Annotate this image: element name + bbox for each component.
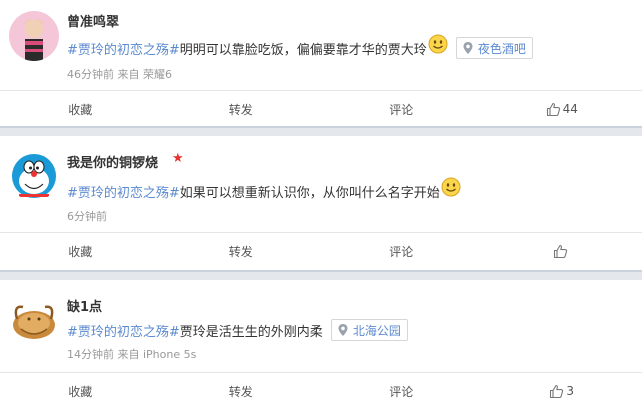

--

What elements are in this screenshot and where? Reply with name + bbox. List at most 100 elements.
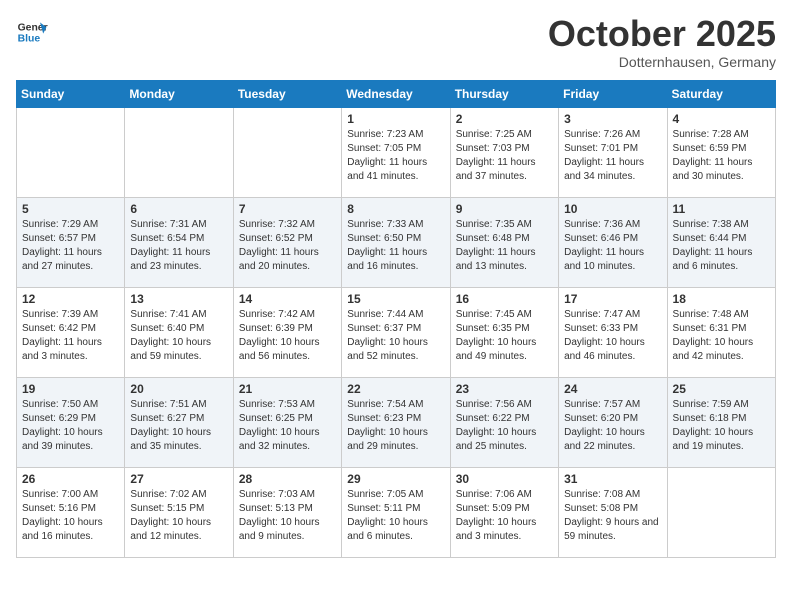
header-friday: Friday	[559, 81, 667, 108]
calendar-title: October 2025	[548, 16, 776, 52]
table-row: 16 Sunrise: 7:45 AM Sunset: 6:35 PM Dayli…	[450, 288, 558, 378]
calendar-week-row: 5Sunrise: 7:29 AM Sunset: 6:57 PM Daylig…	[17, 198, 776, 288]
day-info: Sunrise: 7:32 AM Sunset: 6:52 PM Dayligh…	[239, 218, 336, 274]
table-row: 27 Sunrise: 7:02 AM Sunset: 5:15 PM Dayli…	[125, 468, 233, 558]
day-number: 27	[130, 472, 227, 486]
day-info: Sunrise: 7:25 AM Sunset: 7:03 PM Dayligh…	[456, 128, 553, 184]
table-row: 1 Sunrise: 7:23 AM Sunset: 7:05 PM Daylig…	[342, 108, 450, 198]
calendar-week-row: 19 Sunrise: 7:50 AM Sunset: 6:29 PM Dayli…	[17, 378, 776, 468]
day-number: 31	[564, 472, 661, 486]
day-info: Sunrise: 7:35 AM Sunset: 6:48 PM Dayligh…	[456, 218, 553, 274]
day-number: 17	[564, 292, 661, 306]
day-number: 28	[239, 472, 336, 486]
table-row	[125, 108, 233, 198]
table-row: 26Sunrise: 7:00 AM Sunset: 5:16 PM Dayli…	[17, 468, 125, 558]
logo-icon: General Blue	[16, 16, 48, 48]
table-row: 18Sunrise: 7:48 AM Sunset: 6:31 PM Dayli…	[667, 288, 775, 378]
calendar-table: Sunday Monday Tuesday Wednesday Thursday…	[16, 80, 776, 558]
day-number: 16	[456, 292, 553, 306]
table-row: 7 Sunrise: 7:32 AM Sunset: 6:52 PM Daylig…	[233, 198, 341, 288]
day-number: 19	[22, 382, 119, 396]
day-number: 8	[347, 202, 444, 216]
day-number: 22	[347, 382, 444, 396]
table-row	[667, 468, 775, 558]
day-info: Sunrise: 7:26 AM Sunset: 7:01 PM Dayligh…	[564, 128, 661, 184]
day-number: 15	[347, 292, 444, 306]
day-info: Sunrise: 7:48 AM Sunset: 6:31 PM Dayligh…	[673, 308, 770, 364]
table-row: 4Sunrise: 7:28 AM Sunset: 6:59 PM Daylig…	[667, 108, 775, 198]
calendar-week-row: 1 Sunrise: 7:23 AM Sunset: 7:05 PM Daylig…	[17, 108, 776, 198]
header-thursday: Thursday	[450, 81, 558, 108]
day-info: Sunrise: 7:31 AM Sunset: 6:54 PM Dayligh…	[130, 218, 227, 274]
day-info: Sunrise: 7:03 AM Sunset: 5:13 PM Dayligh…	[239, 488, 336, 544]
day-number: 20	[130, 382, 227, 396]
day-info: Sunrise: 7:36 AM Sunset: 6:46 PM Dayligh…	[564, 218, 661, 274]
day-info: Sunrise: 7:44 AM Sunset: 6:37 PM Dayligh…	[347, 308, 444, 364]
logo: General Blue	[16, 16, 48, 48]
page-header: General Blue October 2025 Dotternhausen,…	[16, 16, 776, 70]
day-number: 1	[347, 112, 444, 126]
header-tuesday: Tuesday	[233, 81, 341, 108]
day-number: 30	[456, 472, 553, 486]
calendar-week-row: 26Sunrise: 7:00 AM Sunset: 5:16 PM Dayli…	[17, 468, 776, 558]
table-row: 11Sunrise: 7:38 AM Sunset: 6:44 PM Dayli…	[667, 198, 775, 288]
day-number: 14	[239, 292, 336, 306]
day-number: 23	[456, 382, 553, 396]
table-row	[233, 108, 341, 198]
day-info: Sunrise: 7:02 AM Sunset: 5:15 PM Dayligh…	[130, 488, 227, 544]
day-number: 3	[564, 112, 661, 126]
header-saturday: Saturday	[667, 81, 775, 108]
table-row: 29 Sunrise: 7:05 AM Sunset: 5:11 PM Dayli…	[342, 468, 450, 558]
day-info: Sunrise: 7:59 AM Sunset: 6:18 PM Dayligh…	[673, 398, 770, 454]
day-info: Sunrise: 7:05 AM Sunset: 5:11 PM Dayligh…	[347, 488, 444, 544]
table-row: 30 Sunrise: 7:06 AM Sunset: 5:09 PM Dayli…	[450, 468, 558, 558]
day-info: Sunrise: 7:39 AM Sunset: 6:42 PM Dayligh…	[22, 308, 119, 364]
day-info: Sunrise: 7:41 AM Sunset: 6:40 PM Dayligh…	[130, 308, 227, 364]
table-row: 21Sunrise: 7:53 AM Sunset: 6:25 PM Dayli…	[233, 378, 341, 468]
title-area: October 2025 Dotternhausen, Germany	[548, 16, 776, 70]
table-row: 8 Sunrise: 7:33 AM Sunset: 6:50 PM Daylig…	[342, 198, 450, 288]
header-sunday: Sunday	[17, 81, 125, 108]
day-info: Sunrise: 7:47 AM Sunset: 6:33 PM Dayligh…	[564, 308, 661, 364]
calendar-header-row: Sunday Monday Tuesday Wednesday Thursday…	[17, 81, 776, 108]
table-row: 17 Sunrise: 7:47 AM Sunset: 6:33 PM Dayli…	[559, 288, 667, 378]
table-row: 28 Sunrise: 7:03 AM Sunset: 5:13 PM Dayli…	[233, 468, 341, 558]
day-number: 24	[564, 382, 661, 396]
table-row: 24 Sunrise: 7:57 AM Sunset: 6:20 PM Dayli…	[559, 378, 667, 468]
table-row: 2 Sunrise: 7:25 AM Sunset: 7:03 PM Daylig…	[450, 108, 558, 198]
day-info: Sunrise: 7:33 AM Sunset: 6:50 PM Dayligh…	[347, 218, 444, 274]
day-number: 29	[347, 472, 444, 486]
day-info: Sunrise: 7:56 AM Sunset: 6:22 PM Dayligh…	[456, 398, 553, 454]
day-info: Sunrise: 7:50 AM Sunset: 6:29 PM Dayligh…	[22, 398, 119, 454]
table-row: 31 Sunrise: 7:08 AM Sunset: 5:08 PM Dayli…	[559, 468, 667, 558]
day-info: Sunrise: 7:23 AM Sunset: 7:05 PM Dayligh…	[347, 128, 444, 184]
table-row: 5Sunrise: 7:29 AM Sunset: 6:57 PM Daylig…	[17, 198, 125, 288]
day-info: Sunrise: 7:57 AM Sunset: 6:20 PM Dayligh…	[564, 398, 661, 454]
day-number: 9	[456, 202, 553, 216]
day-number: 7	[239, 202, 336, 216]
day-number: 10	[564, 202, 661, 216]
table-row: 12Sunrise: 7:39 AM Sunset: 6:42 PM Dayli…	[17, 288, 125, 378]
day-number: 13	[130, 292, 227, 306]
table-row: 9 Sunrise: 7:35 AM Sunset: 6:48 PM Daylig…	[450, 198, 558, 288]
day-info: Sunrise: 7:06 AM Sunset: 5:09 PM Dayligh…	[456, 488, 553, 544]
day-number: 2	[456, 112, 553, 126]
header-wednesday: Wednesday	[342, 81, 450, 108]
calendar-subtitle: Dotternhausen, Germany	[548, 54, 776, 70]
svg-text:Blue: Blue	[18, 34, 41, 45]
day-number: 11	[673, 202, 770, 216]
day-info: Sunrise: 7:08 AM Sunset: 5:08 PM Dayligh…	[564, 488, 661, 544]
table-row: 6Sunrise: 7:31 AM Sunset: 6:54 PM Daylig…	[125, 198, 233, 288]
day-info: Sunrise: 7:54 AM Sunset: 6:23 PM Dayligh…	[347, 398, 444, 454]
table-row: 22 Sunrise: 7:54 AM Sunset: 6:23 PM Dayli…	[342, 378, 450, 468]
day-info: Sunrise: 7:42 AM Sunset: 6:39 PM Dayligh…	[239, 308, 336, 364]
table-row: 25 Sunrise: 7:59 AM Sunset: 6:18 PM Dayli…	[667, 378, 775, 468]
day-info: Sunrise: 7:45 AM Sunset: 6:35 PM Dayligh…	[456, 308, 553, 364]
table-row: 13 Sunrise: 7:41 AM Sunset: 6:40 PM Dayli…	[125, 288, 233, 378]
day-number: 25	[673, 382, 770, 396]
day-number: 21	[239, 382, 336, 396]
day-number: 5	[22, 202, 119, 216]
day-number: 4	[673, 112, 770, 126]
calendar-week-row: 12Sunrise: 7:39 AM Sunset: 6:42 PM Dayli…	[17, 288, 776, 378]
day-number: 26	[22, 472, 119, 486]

---

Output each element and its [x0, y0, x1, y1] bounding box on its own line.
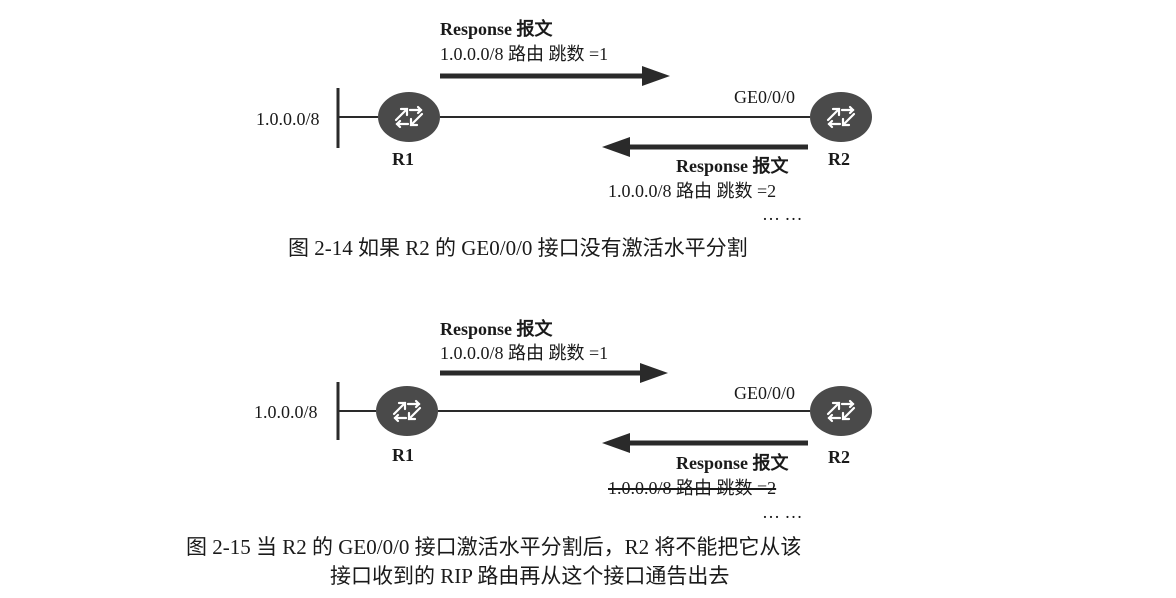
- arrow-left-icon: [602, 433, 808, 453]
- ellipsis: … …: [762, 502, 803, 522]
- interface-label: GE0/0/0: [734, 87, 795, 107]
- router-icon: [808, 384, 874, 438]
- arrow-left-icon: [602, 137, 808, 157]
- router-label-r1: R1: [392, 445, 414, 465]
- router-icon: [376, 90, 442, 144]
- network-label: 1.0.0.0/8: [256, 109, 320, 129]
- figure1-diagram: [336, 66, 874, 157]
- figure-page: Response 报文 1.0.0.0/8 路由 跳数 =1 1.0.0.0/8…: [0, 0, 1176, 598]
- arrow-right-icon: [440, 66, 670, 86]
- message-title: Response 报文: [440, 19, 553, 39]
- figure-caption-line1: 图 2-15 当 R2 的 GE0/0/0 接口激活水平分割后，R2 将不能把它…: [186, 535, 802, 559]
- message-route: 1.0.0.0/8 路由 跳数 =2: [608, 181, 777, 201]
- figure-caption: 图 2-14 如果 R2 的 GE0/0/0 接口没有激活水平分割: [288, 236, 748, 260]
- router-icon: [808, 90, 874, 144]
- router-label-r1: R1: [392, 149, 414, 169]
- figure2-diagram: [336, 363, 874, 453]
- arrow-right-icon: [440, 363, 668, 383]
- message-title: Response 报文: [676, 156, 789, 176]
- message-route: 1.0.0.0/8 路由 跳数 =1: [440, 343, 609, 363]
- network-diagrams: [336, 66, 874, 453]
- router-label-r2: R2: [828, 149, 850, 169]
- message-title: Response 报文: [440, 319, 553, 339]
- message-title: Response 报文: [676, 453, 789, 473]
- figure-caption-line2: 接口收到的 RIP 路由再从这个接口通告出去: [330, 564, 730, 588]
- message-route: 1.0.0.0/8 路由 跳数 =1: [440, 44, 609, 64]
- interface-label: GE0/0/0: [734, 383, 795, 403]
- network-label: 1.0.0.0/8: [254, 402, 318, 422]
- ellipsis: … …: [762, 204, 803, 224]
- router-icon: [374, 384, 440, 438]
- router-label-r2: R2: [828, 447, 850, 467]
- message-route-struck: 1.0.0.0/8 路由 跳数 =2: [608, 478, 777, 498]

- _Instructions to follow_: Could you give the lines of the records above as a numbered list, starting at the line that contains "What elements are" and ending at the line that contains "table-row: 26Sunrise: 7:00", with blank lines and pictures left out?

- _Task output_:
1. What elements are in this screenshot and where? Reply with name + bbox. List at most 100 elements.
2. header-friday: Friday	[559, 81, 667, 108]
3. calendar-title: October 2025	[548, 16, 776, 52]
4. table-row: 16 Sunrise: 7:45 AM Sunset: 6:35 PM Dayli…	[450, 288, 558, 378]
5. calendar-week-row: 5Sunrise: 7:29 AM Sunset: 6:57 PM Daylig…	[17, 198, 776, 288]
6. day-info: Sunrise: 7:32 AM Sunset: 6:52 PM Dayligh…	[239, 218, 336, 274]
7. table-row: 27 Sunrise: 7:02 AM Sunset: 5:15 PM Dayli…	[125, 468, 233, 558]
8. day-number: 27	[130, 472, 227, 486]
9. day-info: Sunrise: 7:25 AM Sunset: 7:03 PM Dayligh…	[456, 128, 553, 184]
10. table-row: 1 Sunrise: 7:23 AM Sunset: 7:05 PM Daylig…	[342, 108, 450, 198]
11. calendar-week-row: 19 Sunrise: 7:50 AM Sunset: 6:29 PM Dayli…	[17, 378, 776, 468]
12. day-number: 31	[564, 472, 661, 486]
13. day-info: Sunrise: 7:35 AM Sunset: 6:48 PM Dayligh…	[456, 218, 553, 274]
14. day-number: 17	[564, 292, 661, 306]
15. day-number: 28	[239, 472, 336, 486]
16. table-row	[125, 108, 233, 198]
17. table-row: 26Sunrise: 7:00 AM Sunset: 5:16 PM Dayli…	[17, 468, 125, 558]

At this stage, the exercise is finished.